## INSTRUÇÃO
Reescreva a parte do trecho citado que vai de "A policial atua" até "podcast em 2022.", substituindo "Instagram" por "YouTube".

## TRECHO CITADO
* * * * * * * * *

Ela também criticou textos da imprensa que falam que "empresário matou motoboy" por achar tendencioso e "muito grave". "Em outras proporções, é você falar que um drogado em uma biqueira não tem direito à Justiça. Ele é usuário, foi na biqueira e morreu porque quis. Ele é o proprietário de uma Porsche, então, ele que se fod*, por ser proprietário de uma Porsche, então, ele já é culpado."
SSP abriu procedimento para apurar conduta
"Os comentários da policial não refletem o pensamento da Secretaria da Segurança Pública e da Polícia Científica", declarou a SSP-SP em nota. Ao UOL, a pasta disse que a Corregedoria abriu um procedimento para apurar a conduta da agente e "todas as medidas cabíveis serão tomadas".
A policial atua há 30 anos na equipe de perícias do DHPP e tem mais de 197 mil seguidores no Instagram. Ela é conhecida também por participar de séries sobre crimes. Telma já tem outro procedimento aberto na Corregedoria da corporação após o STJ (Superior Tribunal de Justiça) anular a confissão de uma acusada de matar o marido em razão de uma declaração dela e do perito do DHPP Leandro Lopes durante um podcast em 2022.

* * * * * * * * *

## DADOS EXIBIDOS

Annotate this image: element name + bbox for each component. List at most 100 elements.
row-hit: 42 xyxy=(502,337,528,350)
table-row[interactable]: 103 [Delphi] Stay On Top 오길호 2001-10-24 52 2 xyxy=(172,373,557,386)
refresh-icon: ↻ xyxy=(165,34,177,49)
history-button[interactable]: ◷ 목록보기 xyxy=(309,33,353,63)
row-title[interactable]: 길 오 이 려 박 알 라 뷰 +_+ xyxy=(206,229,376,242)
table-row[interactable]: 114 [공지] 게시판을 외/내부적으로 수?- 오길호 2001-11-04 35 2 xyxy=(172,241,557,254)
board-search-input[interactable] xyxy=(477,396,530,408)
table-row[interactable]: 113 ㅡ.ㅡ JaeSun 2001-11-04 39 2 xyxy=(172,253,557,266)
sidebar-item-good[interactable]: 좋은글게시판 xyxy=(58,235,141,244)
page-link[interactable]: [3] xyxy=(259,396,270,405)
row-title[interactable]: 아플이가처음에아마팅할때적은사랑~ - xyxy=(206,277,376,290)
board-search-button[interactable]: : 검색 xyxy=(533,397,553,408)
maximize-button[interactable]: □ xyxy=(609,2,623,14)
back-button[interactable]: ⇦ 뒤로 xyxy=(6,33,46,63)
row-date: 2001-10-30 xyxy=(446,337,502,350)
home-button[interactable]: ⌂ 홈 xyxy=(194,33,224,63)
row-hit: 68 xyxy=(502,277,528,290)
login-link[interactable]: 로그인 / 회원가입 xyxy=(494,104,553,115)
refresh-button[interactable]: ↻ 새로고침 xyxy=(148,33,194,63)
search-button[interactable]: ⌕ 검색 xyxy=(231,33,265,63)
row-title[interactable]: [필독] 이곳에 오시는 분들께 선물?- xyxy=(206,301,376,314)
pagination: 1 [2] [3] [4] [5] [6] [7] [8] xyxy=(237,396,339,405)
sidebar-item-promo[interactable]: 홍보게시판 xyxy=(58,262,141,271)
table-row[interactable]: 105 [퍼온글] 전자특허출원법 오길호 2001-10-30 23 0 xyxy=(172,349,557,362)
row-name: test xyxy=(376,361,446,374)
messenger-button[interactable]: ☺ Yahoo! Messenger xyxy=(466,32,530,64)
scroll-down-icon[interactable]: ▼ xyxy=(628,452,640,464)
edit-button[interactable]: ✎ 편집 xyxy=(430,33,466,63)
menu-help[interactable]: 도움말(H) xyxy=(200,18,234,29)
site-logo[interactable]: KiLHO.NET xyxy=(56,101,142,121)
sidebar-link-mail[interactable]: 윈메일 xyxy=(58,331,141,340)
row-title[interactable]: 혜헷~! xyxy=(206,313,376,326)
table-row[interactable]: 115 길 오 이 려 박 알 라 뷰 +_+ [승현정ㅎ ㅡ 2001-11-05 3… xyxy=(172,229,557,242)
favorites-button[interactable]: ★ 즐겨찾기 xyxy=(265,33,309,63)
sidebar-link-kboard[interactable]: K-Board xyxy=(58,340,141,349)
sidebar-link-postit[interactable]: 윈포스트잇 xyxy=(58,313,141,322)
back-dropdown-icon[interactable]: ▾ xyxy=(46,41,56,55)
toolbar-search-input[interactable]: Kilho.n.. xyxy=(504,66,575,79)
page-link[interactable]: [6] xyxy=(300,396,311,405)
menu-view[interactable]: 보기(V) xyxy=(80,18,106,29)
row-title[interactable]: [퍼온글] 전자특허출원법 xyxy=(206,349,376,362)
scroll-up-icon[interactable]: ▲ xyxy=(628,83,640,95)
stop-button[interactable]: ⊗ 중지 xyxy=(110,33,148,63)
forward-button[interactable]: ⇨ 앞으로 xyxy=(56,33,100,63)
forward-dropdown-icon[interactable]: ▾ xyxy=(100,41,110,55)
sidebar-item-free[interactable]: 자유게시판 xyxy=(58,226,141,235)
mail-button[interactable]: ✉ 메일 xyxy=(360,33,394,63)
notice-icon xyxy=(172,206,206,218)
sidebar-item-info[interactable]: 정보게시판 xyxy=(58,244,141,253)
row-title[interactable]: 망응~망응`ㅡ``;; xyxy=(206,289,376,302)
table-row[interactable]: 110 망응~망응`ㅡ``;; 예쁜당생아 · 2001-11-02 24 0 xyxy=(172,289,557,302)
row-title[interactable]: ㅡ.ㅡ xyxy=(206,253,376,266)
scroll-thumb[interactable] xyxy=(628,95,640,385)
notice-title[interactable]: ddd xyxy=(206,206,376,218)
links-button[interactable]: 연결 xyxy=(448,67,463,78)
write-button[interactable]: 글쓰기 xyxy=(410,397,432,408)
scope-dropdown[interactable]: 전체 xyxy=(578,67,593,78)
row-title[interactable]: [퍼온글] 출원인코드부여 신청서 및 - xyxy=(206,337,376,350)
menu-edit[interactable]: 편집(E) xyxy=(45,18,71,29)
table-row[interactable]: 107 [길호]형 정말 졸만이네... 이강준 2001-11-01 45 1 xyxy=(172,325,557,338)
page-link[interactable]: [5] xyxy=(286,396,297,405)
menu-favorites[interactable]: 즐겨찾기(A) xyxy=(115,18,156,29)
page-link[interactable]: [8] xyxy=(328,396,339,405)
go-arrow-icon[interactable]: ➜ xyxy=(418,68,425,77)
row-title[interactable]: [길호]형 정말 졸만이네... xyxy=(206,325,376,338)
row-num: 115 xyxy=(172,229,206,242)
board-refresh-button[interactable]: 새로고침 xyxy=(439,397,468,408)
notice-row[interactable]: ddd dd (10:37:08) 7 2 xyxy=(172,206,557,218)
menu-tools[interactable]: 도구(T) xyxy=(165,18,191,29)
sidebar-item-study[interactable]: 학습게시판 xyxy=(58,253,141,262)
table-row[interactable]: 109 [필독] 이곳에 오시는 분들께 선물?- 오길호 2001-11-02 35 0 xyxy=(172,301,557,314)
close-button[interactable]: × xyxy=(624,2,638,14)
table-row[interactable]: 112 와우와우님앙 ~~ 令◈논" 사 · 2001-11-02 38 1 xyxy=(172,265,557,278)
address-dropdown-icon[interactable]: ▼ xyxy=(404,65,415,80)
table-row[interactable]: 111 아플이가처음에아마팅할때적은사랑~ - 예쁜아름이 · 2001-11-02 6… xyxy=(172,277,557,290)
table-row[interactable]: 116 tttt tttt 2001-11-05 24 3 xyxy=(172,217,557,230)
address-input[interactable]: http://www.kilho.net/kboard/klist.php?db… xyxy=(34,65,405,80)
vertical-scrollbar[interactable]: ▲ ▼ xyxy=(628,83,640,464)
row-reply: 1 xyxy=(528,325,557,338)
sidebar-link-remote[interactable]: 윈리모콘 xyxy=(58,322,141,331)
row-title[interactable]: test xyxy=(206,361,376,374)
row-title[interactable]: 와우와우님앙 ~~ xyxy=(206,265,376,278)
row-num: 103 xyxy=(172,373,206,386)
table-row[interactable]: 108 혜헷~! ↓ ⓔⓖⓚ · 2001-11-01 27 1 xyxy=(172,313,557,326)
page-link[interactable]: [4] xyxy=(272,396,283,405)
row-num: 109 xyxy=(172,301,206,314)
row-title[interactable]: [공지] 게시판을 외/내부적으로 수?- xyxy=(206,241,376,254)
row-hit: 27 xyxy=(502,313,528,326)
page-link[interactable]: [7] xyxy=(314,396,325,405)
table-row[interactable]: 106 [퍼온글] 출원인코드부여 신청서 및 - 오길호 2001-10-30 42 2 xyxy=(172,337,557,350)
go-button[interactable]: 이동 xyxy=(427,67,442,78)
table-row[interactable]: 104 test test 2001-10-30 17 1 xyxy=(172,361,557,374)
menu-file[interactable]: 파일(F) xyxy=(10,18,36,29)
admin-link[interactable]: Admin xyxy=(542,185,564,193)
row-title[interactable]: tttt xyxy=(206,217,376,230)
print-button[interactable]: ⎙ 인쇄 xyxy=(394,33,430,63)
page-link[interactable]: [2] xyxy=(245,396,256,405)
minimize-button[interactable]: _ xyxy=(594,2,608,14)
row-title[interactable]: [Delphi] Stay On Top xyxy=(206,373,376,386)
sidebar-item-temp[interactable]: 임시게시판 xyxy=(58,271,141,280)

* * * * * * * * *

## RESPOSTA
A policial atua há 30 anos na equipe de perícias do DHPP e tem mais de 197 mil seguidores no YouTube. Ela é conhecida também por participar de séries sobre crimes. Telma já tem outro procedimento aberto na Corregedoria da corporação após o STJ (Superior Tribunal de Justiça) anular a confissão de uma acusada de matar o marido em razão de uma declaração dela e do perito do DHPP Leandro Lopes durante um podcast em 2022.